Recorded data.
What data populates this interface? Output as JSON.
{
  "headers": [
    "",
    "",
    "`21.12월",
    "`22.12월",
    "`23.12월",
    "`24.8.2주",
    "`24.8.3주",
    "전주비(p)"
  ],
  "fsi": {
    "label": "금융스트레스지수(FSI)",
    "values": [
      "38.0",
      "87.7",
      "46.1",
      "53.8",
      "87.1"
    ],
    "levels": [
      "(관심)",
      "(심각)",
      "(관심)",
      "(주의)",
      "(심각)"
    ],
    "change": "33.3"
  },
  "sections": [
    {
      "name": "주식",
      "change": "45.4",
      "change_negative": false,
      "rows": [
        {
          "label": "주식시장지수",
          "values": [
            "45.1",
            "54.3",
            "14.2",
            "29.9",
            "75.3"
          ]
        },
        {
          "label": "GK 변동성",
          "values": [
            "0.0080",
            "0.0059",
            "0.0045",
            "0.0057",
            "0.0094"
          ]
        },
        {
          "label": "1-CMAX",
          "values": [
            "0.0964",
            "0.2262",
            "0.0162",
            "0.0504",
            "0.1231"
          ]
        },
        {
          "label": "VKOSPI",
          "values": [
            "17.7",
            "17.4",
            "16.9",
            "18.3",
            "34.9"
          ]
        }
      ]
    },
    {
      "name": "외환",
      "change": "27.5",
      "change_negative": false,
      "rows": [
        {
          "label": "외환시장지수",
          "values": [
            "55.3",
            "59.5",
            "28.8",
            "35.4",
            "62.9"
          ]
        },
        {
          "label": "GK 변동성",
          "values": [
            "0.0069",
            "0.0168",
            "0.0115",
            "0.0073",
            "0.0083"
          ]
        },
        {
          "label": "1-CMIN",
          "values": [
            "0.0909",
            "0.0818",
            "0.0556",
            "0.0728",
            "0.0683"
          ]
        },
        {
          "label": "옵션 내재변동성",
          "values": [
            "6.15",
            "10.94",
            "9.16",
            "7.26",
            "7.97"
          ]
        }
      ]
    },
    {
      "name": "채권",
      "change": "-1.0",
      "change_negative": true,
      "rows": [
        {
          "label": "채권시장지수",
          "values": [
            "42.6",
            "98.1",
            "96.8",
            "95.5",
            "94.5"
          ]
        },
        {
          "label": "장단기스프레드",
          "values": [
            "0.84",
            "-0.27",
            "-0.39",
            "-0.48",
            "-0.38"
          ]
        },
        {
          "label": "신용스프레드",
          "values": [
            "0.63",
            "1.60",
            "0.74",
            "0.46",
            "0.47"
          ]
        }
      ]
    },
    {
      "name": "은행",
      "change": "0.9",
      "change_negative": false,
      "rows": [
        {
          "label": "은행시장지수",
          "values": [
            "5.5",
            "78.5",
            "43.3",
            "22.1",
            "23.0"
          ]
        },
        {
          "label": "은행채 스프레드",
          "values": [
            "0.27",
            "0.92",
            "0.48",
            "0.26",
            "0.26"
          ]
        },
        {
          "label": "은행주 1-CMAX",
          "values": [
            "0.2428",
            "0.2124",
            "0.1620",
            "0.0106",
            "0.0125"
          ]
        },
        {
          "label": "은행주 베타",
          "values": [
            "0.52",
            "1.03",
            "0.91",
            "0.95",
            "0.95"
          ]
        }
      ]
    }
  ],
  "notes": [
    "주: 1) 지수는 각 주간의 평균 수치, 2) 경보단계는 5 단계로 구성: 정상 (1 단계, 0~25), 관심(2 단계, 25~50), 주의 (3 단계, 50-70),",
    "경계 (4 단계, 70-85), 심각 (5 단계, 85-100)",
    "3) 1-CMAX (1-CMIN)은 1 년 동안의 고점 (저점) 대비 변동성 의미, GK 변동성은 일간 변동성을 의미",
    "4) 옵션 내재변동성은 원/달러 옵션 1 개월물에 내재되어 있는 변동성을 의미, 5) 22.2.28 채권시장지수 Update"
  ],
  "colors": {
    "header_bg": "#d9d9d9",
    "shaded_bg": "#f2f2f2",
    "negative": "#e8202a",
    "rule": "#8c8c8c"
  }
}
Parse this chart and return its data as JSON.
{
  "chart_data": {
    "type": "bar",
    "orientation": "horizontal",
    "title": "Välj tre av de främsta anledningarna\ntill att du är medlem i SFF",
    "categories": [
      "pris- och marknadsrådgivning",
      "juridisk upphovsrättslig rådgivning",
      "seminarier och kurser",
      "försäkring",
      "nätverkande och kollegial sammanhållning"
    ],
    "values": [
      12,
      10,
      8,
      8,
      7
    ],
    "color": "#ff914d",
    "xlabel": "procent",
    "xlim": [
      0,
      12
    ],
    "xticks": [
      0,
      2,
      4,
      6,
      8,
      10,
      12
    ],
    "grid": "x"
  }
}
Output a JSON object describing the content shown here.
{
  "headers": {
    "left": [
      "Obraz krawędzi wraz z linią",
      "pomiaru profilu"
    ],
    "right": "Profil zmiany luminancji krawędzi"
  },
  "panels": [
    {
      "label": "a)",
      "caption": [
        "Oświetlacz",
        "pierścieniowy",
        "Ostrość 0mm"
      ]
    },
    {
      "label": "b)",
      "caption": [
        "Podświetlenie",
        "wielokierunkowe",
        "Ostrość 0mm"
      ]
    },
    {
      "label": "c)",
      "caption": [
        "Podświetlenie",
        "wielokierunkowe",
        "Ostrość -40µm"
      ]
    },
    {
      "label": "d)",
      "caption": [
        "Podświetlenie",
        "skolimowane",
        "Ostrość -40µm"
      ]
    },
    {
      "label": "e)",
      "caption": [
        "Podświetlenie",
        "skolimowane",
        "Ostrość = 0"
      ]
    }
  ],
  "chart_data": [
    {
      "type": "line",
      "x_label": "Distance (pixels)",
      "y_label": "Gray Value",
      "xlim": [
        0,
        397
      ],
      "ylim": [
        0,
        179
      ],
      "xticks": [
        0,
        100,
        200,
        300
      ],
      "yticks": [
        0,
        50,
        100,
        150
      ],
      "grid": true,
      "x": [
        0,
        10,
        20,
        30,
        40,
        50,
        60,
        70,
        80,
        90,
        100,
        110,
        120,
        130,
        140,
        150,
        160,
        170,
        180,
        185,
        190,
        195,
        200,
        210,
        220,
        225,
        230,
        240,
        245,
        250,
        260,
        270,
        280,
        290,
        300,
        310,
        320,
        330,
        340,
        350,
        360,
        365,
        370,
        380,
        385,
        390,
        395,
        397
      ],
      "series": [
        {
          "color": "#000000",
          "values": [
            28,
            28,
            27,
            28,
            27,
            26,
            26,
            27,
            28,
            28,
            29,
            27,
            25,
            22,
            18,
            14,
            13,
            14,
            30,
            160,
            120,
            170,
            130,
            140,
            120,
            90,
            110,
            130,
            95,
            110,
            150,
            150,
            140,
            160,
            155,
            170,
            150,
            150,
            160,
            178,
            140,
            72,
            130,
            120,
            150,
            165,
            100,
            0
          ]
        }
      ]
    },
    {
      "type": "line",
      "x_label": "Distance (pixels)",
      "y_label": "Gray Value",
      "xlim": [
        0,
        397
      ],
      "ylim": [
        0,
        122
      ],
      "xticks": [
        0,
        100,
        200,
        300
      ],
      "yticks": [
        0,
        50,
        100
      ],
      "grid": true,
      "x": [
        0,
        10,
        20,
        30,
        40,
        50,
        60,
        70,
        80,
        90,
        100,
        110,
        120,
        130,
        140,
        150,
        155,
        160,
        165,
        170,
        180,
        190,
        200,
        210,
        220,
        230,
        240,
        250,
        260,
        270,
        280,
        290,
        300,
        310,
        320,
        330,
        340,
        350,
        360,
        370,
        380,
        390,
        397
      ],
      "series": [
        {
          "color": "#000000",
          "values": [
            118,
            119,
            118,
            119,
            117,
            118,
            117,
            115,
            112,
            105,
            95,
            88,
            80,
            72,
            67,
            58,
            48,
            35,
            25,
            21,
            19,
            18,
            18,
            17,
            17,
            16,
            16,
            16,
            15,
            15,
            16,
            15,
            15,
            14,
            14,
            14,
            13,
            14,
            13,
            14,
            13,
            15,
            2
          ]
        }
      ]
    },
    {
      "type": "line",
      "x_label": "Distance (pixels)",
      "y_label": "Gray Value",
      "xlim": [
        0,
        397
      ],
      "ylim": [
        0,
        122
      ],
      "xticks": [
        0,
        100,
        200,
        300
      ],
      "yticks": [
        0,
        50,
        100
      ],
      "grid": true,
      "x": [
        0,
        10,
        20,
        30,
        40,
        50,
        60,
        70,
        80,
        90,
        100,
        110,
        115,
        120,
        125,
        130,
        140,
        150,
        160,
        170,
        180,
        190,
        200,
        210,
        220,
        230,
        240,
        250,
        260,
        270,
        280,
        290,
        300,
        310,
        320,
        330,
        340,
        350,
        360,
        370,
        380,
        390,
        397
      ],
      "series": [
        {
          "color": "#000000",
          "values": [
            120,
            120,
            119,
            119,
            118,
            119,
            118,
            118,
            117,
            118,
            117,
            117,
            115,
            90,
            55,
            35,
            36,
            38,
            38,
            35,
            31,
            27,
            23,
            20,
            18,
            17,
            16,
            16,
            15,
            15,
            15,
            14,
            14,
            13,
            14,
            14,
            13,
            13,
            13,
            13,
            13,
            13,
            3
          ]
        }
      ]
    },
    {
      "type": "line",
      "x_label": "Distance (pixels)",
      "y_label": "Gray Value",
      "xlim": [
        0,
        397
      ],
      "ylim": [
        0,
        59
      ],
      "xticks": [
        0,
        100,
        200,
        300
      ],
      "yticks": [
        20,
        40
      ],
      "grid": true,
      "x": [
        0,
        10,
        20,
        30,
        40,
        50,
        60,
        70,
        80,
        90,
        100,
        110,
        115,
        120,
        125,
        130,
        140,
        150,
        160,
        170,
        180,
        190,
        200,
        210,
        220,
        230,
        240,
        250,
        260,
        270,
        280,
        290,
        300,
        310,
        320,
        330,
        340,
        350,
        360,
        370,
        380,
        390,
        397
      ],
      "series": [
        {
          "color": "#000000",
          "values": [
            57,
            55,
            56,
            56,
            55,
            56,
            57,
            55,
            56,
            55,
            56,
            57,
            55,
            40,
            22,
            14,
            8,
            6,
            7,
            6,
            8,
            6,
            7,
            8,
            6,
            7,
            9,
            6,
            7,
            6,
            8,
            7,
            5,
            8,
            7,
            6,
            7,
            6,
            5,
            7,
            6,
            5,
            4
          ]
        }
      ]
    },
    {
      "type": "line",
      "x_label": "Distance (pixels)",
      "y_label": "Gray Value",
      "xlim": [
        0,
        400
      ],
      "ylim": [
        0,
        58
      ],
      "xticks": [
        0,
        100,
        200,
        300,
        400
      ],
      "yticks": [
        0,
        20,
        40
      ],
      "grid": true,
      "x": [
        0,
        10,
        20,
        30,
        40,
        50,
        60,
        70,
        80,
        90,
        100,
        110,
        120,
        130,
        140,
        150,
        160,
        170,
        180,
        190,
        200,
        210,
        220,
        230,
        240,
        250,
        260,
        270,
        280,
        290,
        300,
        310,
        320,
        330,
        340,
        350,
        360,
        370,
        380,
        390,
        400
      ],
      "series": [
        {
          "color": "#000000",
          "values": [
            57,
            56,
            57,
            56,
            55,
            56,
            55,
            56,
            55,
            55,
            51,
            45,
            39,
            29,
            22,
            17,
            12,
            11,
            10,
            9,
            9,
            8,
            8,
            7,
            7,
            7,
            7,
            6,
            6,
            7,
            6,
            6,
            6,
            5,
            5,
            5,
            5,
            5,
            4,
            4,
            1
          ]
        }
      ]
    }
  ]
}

Problem to solve. Go through the records line by line and count those containing the string "채권시장지수". Give only the total.

Solution for this problem. 2